----- Records supplied -----

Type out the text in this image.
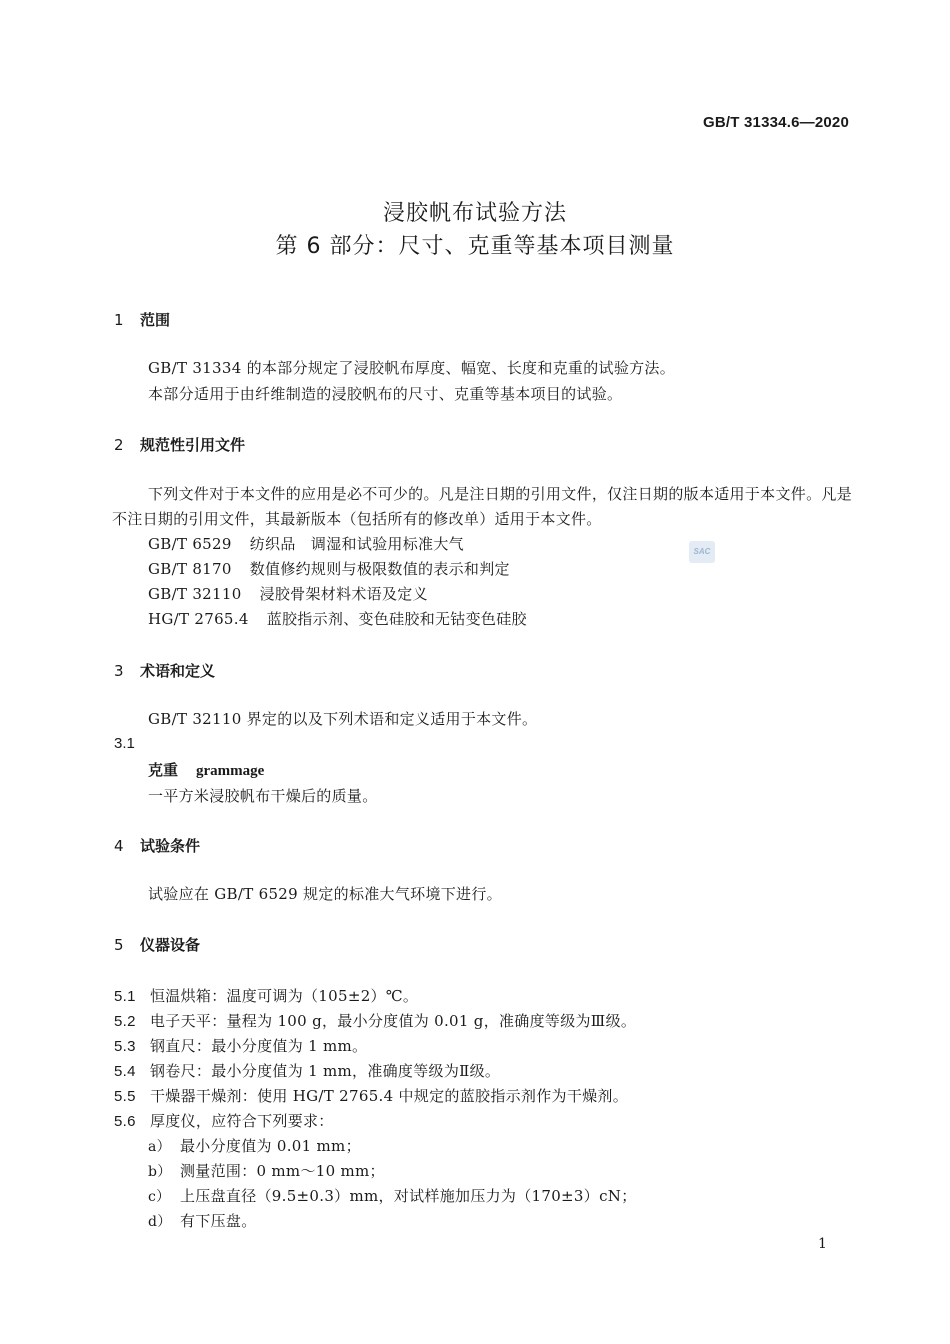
GB/T 31334.6—2020
浸胶帆布试验方法
第 6 部分：尺寸、克重等基本项目测量
1 范围
GB/T 31334 的本部分规定了浸胶帆布厚度、幅宽、长度和克重的试验方法。
本部分适用于由纤维制造的浸胶帆布的尺寸、克重等基本项目的试验。
2 规范性引用文件
下列文件对于本文件的应用是必不可少的。凡是注日期的引用文件，仅注日期的版本适用于本文件。凡是不注日期的引用文件，其最新版本（包括所有的修改单）适用于本文件。
GB/T 6529 纺织品　调湿和试验用标准大气
GB/T 8170 数值修约规则与极限数值的表示和判定
GB/T 32110 浸胶骨架材料术语及定义
HG/T 2765.4 蓝胶指示剂、变色硅胶和无钴变色硅胶
SAC
3 术语和定义
GB/T 32110 界定的以及下列术语和定义适用于本文件。
3.1
克重 grammage
一平方米浸胶帆布干燥后的质量。
4 试验条件
试验应在 GB/T 6529 规定的标准大气环境下进行。
5 仪器设备
5.1 恒温烘箱：温度可调为（105±2）℃。
5.2 电子天平：量程为 100 g，最小分度值为 0.01 g，准确度等级为Ⅲ级。
5.3 钢直尺：最小分度值为 1 mm。
5.4 钢卷尺：最小分度值为 1 mm，准确度等级为Ⅱ级。
5.5 干燥器干燥剂：使用 HG/T 2765.4 中规定的蓝胶指示剂作为干燥剂。
5.6 厚度仪，应符合下列要求：
a） 最小分度值为 0.01 mm；
b） 测量范围：0 mm～10 mm；
c） 上压盘直径（9.5±0.3）mm，对试样施加压力为（170±3）cN；
d） 有下压盘。
1
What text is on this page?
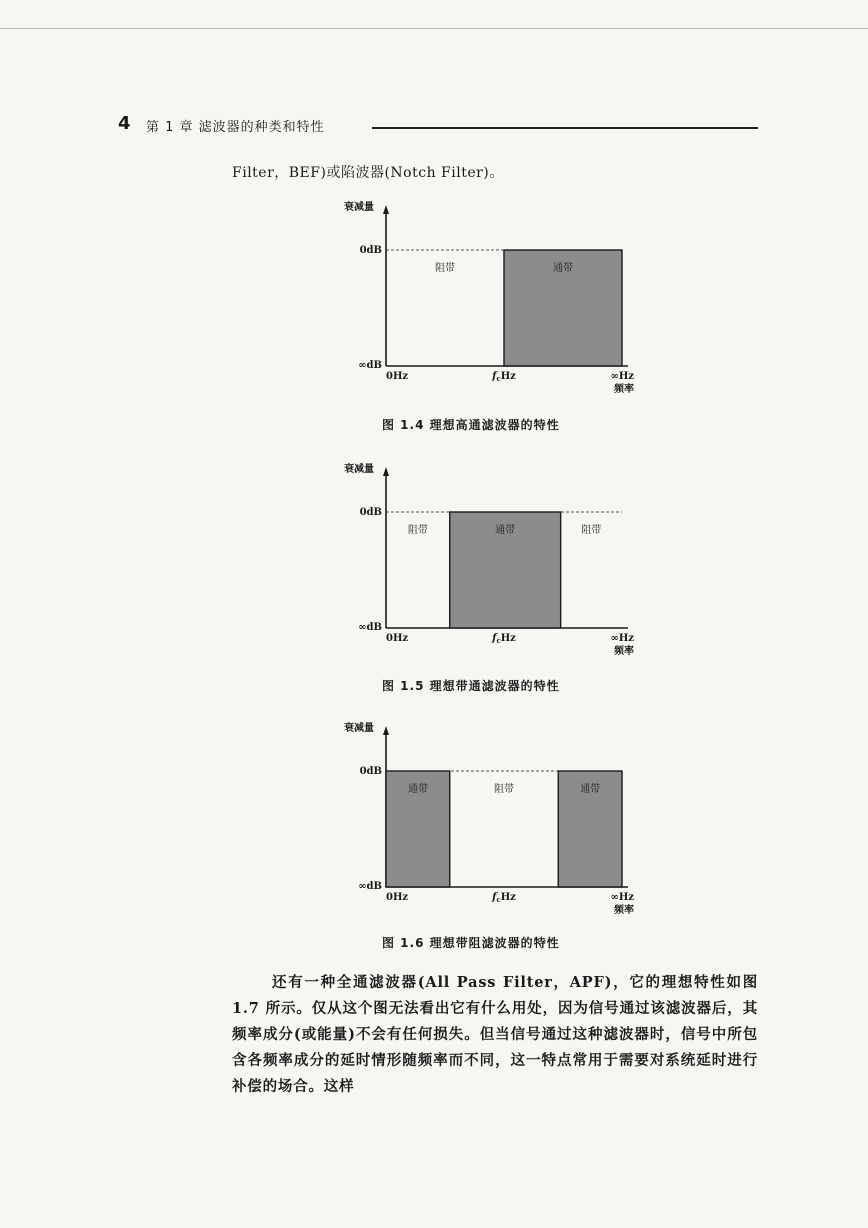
4 第 1 章 滤波器的种类和特性
Filter，BEF)或陷波器(Notch Filter)。
衰减量
0dB
∞dB
阻带	通带
0Hz	$f_cHz$	∞Hz
频率
图 1.4 理想高通滤波器的特性
衰减量
0dB
∞dB
阻带	通带	阻带
0Hz	$f_cHz$	∞Hz
频率
图 1.5 理想带通滤波器的特性
衰减量
0dB
∞dB
通带	阻带	通带
0Hz	$f_cHz$	∞Hz
频率
图 1.6 理想带阻滤波器的特性

还有一种全通滤波器(All Pass Filter，APF)，它的理想特性如图 1.7 所示。仅从这个图无法看出它有什么用处，因为信号通过该滤波器后，其频率成分(或能量)不会有任何损失。但当信号通过这种滤波器时，信号中所包含各频率成分的延时情形随频率而不同，这一特点常用于需要对系统延时进行补偿的场合。这样
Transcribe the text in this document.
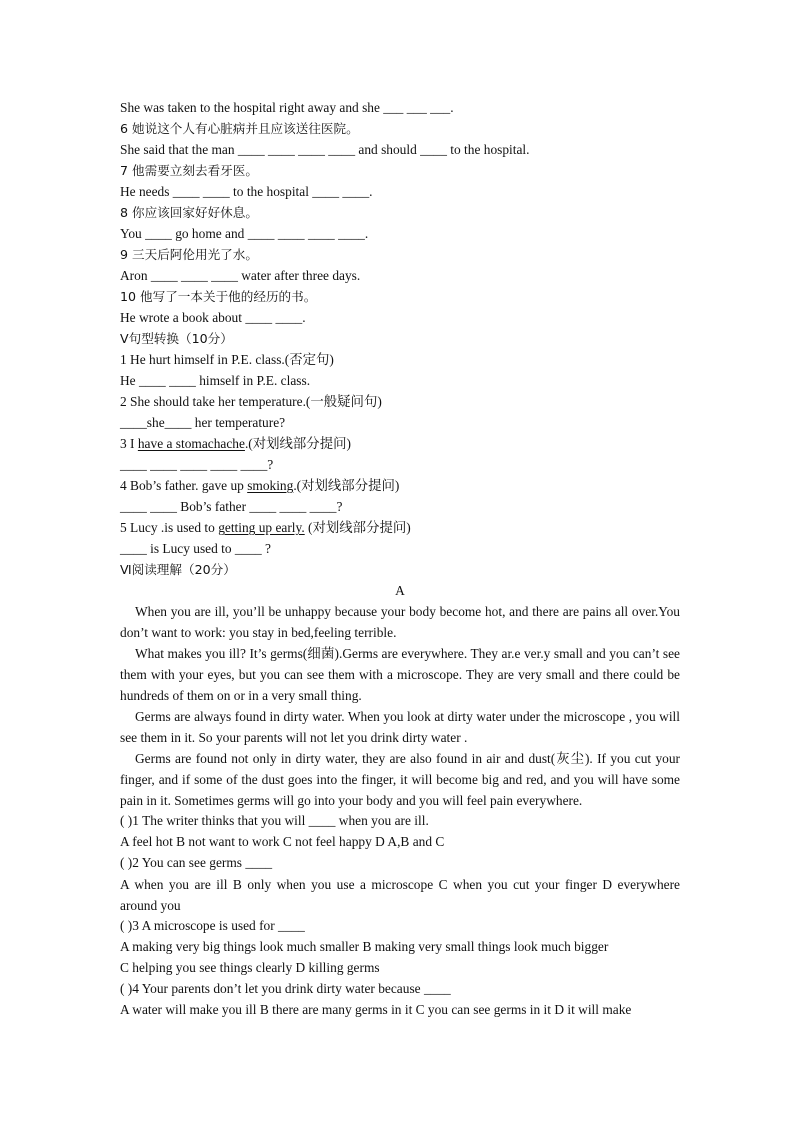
She was taken to the hospital right away and she ___ ___ ___.
6 她说这个人有心脏病并且应该送往医院。
She said that the man ____ ____ ____ ____ and should ____ to the hospital.
7 他需要立刻去看牙医。
He needs ____ ____ to the hospital ____ ____.
8 你应该回家好好休息。
You ____ go home and ____ ____ ____ ____.
9 三天后阿伦用光了水。
Aron ____ ____ ____ water after three days.
10 他写了一本关于他的经历的书。
He wrote a book about ____ ____.
Ⅴ句型转换（10分）
1 He hurt himself in P.E. class.(否定句)
He ____ ____ himself in P.E. class.
2 She should take her temperature.(一般疑问句)
____she____ her temperature?
3 I have a stomachache.(对划线部分提问)
____ ____ ____ ____ ____?
4 Bob’s father. gave up smoking.(对划线部分提问)
____ ____ Bob’s father ____ ____ ____?
5 Lucy .is used to getting up early. (对划线部分提问)
____ is Lucy used to ____ ?
Ⅵ阅读理解（20分）
A
When you are ill, you’ll be unhappy because your body become hot, and there are pains all over.You don’t want to work: you stay in bed,feeling terrible.
What makes you ill? It’s germs(细菌).Germs are everywhere. They ar.e ver.y small and you can’t see them with your eyes, but you can see them with a microscope. They are very small and there could be hundreds of them on or in a very small thing.
Germs are always found in dirty water. When you look at dirty water under the microscope , you will see them in it. So your parents will not let you drink dirty water .
Germs are found not only in dirty water, they are also found in air and dust(灰尘). If you cut your finger, and if some of the dust goes into the finger, it will become big and red, and you will have some pain in it. Sometimes germs will go into your body and you will feel pain everywhere.
( )1 The writer thinks that you will ____ when you are ill.
A feel hot B not want to work C not feel happy D A,B and C
( )2 You can see germs ____
A when you are ill B only when you use a microscope C when you cut your finger D everywhere around you
( )3 A microscope is used for ____
A making very big things look much smaller B making very small things look much bigger
C helping you see things clearly D killing germs
( )4 Your parents don’t let you drink dirty water because ____
A water will make you ill B there are many germs in it C you can see germs in it D it will make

-----

## Task prompt
Using the material above, report each line where "temperature" occurs.

## Problem solution
2 She should take her temperature.(一般疑问句)
____she____ her temperature?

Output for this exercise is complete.